(Source data)
▶

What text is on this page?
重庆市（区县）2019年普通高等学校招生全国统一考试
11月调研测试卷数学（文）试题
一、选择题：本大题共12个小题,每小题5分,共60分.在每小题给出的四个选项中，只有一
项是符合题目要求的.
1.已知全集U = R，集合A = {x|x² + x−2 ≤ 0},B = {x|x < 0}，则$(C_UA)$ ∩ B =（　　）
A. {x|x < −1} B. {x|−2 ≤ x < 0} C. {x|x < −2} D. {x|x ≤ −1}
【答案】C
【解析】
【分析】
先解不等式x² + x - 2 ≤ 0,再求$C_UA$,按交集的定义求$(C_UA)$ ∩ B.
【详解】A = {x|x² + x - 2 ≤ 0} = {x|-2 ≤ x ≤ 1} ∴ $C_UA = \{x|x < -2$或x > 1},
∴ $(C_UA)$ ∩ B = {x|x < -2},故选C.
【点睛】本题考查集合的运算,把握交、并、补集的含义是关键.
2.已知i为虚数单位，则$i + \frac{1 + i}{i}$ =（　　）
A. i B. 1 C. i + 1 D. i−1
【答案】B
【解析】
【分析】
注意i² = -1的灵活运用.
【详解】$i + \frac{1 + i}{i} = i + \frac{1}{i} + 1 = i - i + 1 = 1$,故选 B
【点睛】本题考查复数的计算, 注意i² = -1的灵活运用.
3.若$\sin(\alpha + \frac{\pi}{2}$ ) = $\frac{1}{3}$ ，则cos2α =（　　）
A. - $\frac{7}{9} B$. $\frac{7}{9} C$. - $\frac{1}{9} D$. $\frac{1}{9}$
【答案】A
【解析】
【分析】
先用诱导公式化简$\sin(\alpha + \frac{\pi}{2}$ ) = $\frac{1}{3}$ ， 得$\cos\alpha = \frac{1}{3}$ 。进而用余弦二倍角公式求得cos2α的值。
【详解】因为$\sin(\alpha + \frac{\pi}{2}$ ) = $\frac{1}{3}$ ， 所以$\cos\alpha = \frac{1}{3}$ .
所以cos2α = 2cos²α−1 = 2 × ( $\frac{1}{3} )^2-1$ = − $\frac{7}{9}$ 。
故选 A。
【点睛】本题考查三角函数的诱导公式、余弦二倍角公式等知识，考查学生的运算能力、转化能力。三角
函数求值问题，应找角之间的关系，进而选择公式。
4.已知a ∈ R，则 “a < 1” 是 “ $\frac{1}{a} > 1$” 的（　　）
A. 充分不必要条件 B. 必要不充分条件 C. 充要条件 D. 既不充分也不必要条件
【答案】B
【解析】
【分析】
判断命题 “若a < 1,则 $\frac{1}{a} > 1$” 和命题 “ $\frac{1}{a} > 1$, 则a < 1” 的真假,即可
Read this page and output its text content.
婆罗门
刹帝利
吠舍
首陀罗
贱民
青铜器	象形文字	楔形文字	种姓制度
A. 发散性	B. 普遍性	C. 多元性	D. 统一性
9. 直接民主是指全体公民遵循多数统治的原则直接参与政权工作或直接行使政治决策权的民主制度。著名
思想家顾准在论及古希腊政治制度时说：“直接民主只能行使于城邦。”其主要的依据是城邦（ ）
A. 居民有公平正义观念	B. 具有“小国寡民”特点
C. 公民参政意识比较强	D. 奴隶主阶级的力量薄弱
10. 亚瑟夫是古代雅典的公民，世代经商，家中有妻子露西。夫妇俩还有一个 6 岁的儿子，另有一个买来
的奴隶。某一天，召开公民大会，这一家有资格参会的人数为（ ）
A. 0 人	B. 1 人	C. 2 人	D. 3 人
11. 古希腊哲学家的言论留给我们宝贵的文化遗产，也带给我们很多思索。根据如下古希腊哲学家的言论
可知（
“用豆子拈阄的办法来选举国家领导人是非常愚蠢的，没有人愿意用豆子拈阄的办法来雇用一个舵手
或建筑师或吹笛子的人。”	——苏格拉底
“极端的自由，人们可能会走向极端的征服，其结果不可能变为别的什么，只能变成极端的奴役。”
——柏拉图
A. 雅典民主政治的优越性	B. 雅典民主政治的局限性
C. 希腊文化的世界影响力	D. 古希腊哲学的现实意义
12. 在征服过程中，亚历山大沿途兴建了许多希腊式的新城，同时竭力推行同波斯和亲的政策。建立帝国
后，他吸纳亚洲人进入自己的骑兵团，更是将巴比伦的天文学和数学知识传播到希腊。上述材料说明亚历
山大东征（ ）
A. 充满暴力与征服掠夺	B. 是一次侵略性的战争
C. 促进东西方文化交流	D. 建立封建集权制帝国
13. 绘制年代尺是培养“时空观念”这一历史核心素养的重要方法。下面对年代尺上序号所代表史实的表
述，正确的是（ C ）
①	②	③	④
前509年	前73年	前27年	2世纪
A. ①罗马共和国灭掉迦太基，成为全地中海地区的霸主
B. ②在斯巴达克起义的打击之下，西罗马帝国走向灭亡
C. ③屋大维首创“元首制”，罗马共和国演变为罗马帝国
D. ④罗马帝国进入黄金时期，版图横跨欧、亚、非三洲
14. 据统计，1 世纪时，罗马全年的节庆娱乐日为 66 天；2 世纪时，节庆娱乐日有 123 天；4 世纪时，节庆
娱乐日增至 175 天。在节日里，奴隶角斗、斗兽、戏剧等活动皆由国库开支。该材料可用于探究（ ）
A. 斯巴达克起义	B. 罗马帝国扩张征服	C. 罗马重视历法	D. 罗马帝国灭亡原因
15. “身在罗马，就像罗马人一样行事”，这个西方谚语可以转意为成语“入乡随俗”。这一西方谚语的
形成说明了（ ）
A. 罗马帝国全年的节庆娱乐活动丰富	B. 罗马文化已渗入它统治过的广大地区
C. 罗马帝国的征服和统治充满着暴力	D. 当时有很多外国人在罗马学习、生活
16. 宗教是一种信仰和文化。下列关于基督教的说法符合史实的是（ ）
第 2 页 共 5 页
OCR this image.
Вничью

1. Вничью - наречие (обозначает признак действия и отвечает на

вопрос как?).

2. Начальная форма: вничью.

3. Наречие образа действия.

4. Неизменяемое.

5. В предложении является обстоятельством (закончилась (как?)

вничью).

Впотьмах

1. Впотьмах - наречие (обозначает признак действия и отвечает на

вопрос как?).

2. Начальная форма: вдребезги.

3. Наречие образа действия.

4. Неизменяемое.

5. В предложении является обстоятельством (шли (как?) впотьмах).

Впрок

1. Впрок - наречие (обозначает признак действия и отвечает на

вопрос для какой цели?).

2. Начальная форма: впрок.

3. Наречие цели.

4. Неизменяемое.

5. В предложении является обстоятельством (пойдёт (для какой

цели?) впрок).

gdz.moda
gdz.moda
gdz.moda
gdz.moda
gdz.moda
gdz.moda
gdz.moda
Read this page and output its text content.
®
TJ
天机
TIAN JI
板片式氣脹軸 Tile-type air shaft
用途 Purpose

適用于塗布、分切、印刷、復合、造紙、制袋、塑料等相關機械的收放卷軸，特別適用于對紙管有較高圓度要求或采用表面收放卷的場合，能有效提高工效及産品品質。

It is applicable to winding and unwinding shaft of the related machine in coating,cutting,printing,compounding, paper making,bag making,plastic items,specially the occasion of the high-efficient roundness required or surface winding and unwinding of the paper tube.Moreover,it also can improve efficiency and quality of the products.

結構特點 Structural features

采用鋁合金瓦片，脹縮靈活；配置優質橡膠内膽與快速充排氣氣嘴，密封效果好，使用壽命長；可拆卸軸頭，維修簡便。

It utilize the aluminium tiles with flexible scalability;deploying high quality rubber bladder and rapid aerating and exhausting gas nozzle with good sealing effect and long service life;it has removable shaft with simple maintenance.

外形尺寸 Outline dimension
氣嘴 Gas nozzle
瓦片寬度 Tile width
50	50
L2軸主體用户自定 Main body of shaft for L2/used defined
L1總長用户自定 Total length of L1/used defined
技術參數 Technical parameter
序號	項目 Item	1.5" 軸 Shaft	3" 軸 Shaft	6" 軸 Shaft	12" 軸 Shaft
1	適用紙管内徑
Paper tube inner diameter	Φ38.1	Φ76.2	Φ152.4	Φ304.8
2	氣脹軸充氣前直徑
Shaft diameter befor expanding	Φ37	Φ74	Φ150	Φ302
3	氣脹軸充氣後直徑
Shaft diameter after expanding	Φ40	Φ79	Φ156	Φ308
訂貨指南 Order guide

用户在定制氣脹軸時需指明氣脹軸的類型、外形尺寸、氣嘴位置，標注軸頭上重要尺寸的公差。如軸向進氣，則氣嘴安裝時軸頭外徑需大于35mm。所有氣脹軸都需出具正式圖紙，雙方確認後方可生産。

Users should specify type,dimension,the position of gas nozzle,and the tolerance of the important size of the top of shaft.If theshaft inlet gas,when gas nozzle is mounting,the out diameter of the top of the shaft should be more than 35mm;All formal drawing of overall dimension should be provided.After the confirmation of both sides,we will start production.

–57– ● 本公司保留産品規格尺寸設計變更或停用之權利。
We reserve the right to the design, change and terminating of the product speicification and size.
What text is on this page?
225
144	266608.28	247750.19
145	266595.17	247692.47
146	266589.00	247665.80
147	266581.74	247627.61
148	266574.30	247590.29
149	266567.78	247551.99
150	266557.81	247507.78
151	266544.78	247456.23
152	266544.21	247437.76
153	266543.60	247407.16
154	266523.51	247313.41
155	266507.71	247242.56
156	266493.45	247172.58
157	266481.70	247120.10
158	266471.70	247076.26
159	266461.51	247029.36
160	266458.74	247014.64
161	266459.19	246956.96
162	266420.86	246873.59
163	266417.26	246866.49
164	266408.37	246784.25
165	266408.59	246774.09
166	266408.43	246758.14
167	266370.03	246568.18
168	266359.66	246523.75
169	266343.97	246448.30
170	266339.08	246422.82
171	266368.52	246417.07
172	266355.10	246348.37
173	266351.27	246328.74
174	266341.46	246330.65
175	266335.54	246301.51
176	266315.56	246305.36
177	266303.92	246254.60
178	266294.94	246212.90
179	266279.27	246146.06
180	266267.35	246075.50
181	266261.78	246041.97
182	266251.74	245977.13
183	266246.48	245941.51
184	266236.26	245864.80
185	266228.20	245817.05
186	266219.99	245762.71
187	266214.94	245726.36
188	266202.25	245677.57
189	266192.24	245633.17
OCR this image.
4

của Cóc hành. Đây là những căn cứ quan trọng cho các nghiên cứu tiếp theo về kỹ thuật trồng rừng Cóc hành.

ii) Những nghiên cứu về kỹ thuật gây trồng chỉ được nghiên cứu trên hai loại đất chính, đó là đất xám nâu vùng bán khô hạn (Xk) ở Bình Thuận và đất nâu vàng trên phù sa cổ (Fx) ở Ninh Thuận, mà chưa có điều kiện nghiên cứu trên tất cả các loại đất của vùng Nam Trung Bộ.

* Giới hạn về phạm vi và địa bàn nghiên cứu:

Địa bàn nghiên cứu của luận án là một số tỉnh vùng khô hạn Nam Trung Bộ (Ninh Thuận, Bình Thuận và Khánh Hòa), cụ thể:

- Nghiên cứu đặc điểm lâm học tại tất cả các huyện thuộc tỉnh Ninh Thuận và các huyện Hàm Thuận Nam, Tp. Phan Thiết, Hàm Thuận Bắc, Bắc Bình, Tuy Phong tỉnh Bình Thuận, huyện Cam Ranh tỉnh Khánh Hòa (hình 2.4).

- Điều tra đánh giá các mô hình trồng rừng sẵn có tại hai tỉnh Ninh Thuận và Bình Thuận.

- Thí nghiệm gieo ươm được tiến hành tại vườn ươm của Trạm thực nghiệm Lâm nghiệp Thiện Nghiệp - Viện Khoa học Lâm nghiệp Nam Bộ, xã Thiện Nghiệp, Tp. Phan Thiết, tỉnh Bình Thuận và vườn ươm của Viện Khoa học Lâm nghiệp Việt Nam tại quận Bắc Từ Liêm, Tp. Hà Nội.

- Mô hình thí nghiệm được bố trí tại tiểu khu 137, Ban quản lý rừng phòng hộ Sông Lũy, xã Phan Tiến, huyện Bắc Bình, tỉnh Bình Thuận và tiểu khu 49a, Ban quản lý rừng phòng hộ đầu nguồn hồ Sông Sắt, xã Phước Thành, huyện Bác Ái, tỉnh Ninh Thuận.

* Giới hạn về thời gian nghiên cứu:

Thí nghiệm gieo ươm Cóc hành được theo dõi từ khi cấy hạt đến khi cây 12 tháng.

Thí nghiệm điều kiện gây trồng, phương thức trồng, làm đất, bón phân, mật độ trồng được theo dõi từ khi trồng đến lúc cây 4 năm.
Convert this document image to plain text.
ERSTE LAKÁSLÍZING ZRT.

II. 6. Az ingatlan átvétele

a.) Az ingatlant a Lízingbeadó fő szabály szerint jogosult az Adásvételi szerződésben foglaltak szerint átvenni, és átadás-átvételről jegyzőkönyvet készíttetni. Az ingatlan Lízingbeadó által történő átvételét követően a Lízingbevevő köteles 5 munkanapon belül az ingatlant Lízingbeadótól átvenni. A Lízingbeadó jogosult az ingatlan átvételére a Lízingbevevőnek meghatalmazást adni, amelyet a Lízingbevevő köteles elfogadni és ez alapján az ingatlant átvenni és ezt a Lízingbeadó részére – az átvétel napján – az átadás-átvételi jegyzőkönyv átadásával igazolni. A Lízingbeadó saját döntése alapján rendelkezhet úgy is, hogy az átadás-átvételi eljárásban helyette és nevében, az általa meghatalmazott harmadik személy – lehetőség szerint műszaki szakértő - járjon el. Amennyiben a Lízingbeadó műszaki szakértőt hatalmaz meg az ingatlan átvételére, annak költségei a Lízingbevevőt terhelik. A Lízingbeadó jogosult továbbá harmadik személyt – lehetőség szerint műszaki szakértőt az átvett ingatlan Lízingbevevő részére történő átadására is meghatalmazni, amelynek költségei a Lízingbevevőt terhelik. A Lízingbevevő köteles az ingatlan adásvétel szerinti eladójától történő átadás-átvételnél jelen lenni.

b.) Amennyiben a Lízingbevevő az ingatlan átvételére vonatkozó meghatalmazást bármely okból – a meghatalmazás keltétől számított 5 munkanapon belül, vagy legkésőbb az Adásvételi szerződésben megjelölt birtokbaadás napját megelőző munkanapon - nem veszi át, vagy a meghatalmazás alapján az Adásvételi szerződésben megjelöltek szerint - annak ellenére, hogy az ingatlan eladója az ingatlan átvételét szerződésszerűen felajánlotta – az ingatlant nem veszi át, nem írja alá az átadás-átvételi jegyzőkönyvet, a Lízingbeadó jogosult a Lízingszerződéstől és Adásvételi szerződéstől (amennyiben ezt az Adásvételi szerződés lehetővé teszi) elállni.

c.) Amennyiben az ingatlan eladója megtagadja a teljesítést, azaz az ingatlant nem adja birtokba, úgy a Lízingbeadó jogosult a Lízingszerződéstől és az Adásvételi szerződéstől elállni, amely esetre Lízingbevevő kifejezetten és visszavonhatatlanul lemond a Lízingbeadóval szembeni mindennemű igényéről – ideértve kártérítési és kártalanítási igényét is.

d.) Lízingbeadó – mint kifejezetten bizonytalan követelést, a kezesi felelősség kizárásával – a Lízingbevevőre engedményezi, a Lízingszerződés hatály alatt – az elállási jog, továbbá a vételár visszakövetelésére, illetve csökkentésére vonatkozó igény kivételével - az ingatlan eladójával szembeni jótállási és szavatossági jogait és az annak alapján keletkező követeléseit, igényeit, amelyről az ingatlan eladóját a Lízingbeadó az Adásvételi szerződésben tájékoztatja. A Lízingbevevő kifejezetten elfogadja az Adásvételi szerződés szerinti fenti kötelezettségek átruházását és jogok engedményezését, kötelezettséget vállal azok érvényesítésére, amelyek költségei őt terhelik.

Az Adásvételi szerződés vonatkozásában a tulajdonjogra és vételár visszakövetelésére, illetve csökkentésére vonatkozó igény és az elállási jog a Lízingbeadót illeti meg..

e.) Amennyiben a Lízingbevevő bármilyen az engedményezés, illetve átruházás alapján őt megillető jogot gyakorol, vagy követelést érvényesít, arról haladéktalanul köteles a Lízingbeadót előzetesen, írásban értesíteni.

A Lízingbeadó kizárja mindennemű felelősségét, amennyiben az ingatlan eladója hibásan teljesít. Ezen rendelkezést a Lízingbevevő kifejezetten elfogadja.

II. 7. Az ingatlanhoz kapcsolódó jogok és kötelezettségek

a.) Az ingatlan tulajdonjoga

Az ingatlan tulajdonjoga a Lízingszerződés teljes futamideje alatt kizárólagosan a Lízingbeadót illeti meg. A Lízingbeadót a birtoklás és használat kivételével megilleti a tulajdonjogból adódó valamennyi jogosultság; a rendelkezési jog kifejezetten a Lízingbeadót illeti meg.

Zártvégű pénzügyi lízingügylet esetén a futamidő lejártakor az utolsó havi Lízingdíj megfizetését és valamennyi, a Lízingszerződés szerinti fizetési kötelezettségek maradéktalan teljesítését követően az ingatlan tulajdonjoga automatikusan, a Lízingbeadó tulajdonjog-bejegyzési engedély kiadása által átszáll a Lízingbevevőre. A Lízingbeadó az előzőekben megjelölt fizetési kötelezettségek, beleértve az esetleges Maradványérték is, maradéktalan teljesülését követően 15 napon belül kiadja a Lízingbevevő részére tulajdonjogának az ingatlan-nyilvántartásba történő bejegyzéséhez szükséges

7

◀

» Direction
Pick out lines containing the word "expanding", each one as written.

» Finished answer
Shaft diameter befor expanding	Φ37	Φ74	Φ150	Φ302
Shaft diameter after expanding	Φ40	Φ79	Φ156	Φ308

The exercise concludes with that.